- [EXTRACTED ENTRIES]
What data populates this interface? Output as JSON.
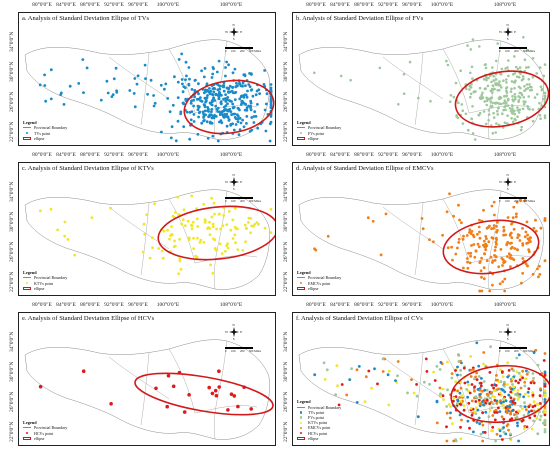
{
  "lon_labels": [
    "80°0'0\"E",
    "84°0'0\"E",
    "88°0'0\"E",
    "92°0'0\"E",
    "96°0'0\"E",
    "100°0'0\"E",
    "108°0'0\"E"
  ],
  "lat_labels": [
    "22°0'0\"N",
    "26°0'0\"N",
    "30°0'0\"N",
    "34°0'0\"N"
  ],
  "scale_labels": [
    "0",
    "100",
    "200",
    "300 Miles"
  ],
  "compass": {
    "n": "N",
    "s": "S",
    "e": "E",
    "w": "W"
  },
  "legend_title": "Legend",
  "boundary_label": "Provincial Boundary",
  "ellipse_label": "ellipse",
  "colors": {
    "tv": "#1a8bc8",
    "fv": "#9cc89a",
    "ktv": "#f0e62a",
    "emcv": "#ef7f1a",
    "hcv": "#e01a1a",
    "ellipse": "#d11a1a",
    "boundary": "#8a8a8a"
  },
  "panels": [
    {
      "id": "a",
      "title": "a. Analysis of Standard Deviation Ellipse of TVs",
      "points": [
        {
          "label": "TVs point",
          "color": "#1a8bc8"
        }
      ]
    },
    {
      "id": "b",
      "title": "b. Analysis of Standard Deviation Ellipse of FVs",
      "points": [
        {
          "label": "FVs point",
          "color": "#9cc89a"
        }
      ]
    },
    {
      "id": "c",
      "title": "c. Analysis of Standard Deviation Ellipse of KTVs",
      "points": [
        {
          "label": "KTVs point",
          "color": "#f0e62a"
        }
      ]
    },
    {
      "id": "d",
      "title": "d. Analysis of Standard Deviation Ellipse of EMCVs",
      "points": [
        {
          "label": "EMCVs point",
          "color": "#ef7f1a"
        }
      ]
    },
    {
      "id": "e",
      "title": "e. Analysis of Standard Deviation Ellipse of HCVs",
      "points": [
        {
          "label": "HCVs point",
          "color": "#e01a1a"
        }
      ]
    },
    {
      "id": "f",
      "title": "f. Analysis of Standard Deviation Ellipse of CVs",
      "points": [
        {
          "label": "TVs point",
          "color": "#1a8bc8"
        },
        {
          "label": "FVs point",
          "color": "#9cc89a"
        },
        {
          "label": "KTVs point",
          "color": "#f0e62a"
        },
        {
          "label": "EMCVs point",
          "color": "#ef7f1a"
        },
        {
          "label": "HCVs point",
          "color": "#e01a1a"
        }
      ]
    }
  ]
}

- [INSTRUCTIONS FOR THE TASK] Give only the number of lines in the entries that contain "Standard".

- [SOLVED EXERCISE] 6